Text excerpt Block Start

The inhibition of fusion by neomycin, anti-PI(4)P or anti-PI(4,5)P2 could be overcome by readdition of PI(4)P or PI(4,5)P2, respectively (Figures 2, A and B). Approximately 300 μM externally added PI(4)P or PI(4,5)P2 is required to rescue fusion. Higher concentrations inhibit the reaction. This inhibition may be due to nonspecific, possibly detergent-like effects, because it also is seen with vacuoles that had not been exposed to antibodies (Figure 2). The PI(4,5)P2-rescued reaction was still ATP dependent and sensitive to inhibition by antibody to Sec18p (Figure 2C). Therefore, the rescued reaction followed the authentic pathway.

Figure 2.

Figure 2

Inhibition by neomycin or antibodies is reversible. Vacuoles were preincubated as in Figure 1 with (A) neomycin (300 μM), (B) antibodies to PI(4)P or to PI(4,5)P2 (35 μM), or with buffer only. The samples were then supplemented to yield complete fusion reactions, mixed with the indicated amounts of PI(4)P or PI(4,5)P2, incubated for 70 min at 27°C, and assayed for fusion. (C) The rescued reaction is ATP and Sec18p dependent. Preincubations were performed with anti-PI(4,5)P2 as in (B). Where indicated, PI(4,5)P2 was added to reactivate the vacuoles. Affinity-purified antibodies to Sec18p and the ATP-regenerating system were added as indicated, and the samples were incubated for 70 min at 27°C. Then fusion was assayed.

Text excerpt Block End

Work order 1 =
Answer these questions about the vacuole fusion text:
(a) About how much externally added PI(4)P or PI(4,5)P2 is needed to rescue fusion?
(b) What concentration of neomycin was used in the preincubation for panel A?
(c) For how long and at what temperature were the samples incubated before fusion was assayed?
Work order 2 = Carry on the vacuole fusion text from the point where it stops.

Material supplied Block Start

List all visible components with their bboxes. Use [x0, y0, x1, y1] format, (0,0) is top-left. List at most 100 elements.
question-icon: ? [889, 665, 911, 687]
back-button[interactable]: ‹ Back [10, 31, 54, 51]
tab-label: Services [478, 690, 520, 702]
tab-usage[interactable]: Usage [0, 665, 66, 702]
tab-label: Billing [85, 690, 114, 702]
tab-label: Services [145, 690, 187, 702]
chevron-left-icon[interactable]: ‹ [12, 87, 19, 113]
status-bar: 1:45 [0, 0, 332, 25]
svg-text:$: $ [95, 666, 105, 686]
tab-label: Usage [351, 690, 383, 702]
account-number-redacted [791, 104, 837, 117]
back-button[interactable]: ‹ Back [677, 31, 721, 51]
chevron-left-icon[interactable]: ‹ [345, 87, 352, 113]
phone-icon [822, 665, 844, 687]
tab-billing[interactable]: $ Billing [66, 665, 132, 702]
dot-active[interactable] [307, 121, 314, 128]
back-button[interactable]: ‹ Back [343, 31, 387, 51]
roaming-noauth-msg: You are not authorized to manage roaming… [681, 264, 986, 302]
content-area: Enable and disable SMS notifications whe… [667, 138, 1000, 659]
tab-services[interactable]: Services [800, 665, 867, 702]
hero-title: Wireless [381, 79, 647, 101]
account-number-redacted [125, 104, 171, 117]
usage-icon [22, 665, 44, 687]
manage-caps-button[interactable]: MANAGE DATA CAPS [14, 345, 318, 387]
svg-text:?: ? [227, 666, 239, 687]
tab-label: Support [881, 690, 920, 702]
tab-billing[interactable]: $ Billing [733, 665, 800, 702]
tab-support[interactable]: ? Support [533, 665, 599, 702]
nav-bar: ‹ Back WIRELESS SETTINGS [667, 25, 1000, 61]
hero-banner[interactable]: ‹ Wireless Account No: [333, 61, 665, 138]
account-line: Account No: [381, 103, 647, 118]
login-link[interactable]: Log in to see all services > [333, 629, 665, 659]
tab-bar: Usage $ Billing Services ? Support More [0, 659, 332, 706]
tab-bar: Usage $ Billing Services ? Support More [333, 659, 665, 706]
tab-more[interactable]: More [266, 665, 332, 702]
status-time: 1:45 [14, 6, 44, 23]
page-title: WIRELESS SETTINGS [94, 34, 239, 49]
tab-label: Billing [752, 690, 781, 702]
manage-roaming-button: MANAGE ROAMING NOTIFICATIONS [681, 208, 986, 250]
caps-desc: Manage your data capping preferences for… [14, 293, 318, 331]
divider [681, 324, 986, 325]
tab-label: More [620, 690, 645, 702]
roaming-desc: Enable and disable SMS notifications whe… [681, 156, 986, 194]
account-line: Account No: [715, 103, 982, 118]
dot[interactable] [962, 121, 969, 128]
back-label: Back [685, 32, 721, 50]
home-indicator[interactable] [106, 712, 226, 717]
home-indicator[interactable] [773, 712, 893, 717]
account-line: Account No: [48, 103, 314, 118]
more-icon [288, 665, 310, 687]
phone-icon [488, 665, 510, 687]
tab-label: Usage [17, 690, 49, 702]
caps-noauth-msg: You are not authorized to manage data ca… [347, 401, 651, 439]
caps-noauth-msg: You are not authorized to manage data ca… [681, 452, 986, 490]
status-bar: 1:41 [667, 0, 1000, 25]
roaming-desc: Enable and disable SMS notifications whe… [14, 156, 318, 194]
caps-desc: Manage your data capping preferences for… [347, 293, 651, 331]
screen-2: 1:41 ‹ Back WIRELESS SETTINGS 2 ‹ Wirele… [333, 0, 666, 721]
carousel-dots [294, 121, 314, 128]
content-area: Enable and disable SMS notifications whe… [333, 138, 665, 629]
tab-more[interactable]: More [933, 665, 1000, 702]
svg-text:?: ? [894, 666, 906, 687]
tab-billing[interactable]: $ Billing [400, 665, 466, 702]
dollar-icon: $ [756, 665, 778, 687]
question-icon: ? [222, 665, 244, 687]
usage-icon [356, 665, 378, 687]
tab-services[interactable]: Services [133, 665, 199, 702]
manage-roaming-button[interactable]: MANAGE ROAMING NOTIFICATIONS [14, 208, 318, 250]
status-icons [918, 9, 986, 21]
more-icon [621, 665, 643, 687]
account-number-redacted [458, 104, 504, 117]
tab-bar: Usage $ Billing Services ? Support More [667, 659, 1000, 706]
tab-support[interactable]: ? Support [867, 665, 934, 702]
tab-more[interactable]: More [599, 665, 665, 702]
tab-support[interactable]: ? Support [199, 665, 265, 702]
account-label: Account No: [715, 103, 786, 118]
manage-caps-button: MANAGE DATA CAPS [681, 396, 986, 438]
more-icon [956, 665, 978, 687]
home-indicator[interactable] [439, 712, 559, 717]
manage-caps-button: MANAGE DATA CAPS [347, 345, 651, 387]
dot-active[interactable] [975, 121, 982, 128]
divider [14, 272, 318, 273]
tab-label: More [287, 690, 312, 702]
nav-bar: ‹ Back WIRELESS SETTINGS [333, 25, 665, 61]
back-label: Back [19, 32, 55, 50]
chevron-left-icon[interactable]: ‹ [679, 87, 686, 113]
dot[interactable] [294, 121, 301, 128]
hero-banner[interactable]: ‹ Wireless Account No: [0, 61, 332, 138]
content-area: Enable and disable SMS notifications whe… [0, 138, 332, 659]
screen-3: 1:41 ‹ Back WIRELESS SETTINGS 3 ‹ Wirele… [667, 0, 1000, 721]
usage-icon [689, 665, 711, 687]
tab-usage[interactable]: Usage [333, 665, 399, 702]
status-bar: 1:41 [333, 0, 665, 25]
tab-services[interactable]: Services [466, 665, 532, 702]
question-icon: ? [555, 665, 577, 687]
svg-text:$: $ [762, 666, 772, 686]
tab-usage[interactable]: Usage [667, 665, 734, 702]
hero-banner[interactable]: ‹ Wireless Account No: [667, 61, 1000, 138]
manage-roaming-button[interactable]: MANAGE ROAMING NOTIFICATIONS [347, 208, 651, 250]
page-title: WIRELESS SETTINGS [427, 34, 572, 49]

Material supplied Block End

Expected answer 1 =
(a) Approximately 300 μM.
(b) 300 μM.
(c) 70 min at 27°C.

Expected answer 2 =
Phosphoinositides Are Synthesized during Vacuole Fusion

Fusion reactions also were inhibited by the addition of phosphatidylinositol (PI)-PLC, a bacterial phosphatidylinositol-specific phospholipase C. This enzyme hydrolyzes PI into inositol-(1)-phosphate and diacylglycerol but cleaves neither PI(4)P nor PI(4,5)P2 and does not hydrolyze phosphatidylcholine or phosphatidylethanolamine (Eberhard et al., 1990) or any of several other phospholipids (Sundler et al., 1978). If phosphoinositide synthesis during the reaction was crucial, PI-PLC should inhibit fusion by removing the source material for phosphorylation. In fact, addition of PI-PLC did inhibit fusion (Figure 3A). Inhibition could be reversed by adding PI(4,5)P2 to the fusion reaction (Figure 3B), confirming that inhibition was due to a reduction of the PI(4,5)P2 pool. To monitor the synthesis of phosphoinositides directly, we performed fusion reactions in the presence of [γ-32P]ATP, which radiolabels newly synthesized phosphoinositides. The lipids were extracted at different times after the start of a fusion reaction and separated by TLC. Radioactive spots were scraped off the plate and deacylated, and the resulting lipid headgroups were identified by HPLC (Dove et al., 1997). This, as well as comigration with radiolabeled lipid standards, confirmed the identity of the indicated phosphoinositides. We detected rapid accumulation of PI(3)P, PI(4)P, PI(4,5)P2 and—transiently and to varying degrees—phosphatidylinositol 3,5-bisphosphate (PI(3,5)P2) (Figure 4A). PIP3 synthesis could not be detected (using other TLC systems that gave clear separation of PIP3; our unpublished results). We investigated whether PI(3)P synthesis would be relevant to vacuole fusion by using the PI-kinase inhibitor wortmannin. This inhibitor abrogated synthesis of PI(3)P and PI(3,5)P2 but not that of PI(4)P and PI(4,5)P2 (Figure 4A, right panel). Wortmannin did not inhibit fusion. Vacuoles from fab1 mutant cells were defective in the synthesis of PI(3,5)P2 and PI(3)P and—like wortmannin-treated vacuoles—showed an increased steady-state level of PI(4,5)P2. They were fusion competent (Figure 4B). Therefore, PI(3)P and PI(3,5)P2 are not essential for vacuole fusion, although a regulatory influence cannot be excluded. The relevant phosphoinositides appear to be PI(4)P and PI(4,5)P2. Both are synthesized from PI in the course of the reaction.

Figure 3.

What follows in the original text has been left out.